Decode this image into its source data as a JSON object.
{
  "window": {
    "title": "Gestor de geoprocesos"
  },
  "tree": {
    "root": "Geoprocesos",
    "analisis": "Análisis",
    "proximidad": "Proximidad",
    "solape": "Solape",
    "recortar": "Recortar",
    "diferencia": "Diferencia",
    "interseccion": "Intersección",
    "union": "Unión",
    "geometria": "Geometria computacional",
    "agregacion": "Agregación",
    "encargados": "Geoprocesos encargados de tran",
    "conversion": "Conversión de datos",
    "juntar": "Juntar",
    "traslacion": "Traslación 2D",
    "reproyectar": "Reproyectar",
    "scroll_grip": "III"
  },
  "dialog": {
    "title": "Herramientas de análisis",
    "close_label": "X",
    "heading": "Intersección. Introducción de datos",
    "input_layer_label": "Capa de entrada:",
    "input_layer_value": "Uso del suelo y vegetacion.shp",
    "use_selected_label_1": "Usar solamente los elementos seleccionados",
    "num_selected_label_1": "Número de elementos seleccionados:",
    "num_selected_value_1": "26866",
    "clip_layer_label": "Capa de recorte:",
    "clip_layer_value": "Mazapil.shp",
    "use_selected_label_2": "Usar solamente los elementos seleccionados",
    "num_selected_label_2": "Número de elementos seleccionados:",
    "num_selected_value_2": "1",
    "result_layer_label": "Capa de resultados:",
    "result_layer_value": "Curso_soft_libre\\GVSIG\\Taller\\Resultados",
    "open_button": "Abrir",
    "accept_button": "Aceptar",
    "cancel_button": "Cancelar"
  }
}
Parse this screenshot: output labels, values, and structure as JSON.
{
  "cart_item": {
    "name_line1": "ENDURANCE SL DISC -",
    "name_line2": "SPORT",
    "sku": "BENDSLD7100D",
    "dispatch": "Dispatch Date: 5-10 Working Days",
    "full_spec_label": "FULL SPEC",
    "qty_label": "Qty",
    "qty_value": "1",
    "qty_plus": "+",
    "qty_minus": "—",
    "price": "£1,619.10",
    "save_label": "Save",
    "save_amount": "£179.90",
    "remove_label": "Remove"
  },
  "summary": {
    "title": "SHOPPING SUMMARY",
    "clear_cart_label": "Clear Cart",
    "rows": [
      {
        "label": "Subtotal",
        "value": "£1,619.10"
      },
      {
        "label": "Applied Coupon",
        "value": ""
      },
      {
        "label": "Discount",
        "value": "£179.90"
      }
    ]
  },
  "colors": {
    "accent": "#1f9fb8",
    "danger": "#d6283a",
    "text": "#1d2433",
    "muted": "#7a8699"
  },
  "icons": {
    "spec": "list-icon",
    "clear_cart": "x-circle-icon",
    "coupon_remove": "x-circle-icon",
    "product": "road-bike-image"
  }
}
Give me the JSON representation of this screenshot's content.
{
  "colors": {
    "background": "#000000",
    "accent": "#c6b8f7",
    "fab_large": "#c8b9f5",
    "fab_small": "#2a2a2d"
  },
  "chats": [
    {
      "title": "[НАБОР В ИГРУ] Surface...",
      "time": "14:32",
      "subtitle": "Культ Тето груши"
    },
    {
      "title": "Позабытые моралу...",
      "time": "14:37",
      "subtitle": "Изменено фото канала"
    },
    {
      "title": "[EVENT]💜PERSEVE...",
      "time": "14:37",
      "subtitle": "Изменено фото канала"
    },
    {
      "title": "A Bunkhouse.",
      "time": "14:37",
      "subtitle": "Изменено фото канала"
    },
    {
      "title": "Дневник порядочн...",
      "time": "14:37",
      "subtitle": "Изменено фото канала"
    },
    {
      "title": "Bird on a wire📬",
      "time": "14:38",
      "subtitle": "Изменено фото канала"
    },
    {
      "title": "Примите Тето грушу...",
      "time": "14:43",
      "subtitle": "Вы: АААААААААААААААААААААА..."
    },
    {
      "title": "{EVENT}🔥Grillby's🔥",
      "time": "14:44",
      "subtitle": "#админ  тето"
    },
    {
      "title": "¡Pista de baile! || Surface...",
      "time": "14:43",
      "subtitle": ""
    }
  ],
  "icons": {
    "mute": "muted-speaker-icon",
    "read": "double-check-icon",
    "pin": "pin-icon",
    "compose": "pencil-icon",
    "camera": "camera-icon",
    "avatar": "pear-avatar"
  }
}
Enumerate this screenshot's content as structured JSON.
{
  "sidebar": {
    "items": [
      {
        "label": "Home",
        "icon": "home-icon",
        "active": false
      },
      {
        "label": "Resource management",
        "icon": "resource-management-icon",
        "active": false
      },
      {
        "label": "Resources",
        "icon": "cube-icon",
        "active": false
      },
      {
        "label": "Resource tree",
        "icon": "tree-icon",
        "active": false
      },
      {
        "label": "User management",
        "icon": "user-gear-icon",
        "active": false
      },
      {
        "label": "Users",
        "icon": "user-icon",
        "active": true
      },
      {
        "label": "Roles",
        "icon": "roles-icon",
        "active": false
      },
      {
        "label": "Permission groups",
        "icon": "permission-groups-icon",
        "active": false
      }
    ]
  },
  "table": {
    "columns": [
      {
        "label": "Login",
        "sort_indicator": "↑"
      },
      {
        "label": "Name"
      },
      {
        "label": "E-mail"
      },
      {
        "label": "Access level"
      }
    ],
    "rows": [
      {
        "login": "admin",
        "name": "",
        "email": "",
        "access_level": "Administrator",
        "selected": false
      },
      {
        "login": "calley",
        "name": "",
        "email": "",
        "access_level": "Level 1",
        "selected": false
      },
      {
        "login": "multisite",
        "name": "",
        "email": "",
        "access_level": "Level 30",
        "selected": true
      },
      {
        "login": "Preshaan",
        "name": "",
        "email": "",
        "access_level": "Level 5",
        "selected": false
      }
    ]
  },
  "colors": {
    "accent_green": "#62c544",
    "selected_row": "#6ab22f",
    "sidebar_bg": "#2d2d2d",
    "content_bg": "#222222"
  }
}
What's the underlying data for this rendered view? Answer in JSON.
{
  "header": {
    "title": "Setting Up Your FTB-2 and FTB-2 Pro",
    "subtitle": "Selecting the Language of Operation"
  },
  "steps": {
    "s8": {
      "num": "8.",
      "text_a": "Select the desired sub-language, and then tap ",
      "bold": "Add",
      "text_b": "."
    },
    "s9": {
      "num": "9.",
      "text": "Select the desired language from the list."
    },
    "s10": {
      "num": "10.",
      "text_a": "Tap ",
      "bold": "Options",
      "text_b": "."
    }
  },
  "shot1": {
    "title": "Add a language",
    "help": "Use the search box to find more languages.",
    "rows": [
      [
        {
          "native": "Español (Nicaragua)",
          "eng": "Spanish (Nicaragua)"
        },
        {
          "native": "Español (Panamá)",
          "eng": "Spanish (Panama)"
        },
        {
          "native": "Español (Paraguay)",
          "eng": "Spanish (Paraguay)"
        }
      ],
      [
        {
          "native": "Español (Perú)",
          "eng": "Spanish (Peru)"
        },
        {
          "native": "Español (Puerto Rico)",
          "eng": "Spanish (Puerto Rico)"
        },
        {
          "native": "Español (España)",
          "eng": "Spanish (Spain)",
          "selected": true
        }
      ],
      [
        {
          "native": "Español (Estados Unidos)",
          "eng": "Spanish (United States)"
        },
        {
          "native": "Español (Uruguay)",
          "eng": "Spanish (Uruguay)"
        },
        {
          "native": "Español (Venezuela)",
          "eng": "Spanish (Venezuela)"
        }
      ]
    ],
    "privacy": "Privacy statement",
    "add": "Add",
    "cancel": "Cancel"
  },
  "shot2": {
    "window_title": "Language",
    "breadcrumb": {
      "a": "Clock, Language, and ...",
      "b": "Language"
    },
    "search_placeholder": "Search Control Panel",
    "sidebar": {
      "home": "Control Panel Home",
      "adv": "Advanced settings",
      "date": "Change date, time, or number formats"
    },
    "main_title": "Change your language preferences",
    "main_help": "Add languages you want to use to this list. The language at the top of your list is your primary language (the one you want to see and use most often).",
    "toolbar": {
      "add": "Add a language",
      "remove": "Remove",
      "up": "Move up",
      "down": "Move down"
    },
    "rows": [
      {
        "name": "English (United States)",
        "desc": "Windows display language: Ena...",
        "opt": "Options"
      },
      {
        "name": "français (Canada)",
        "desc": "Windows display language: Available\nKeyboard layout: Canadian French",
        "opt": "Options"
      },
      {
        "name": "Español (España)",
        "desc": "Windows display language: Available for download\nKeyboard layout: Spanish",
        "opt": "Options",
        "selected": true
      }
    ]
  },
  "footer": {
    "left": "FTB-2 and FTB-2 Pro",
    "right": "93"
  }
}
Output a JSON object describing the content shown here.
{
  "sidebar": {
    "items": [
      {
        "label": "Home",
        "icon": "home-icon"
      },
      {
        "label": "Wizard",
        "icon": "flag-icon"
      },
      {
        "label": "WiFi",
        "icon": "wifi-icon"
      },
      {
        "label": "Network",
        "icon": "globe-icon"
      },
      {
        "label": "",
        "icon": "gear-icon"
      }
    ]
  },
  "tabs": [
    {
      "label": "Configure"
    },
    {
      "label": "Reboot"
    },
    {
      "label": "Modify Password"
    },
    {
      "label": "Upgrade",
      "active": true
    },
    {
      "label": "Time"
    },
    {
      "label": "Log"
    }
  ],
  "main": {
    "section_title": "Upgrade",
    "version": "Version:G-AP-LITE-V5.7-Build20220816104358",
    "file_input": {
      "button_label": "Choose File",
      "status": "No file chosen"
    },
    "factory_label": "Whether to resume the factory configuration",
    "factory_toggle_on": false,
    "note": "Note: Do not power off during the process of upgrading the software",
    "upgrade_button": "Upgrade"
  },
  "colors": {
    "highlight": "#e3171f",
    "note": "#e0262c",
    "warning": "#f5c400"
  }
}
-=-=-=-=-
▶ [REQUIREMENT]: Determine the number of lines in the entries above where the string "Usar" appears. Answer with the number alone.

▶ [RESULT FOR THIS TASK]: 2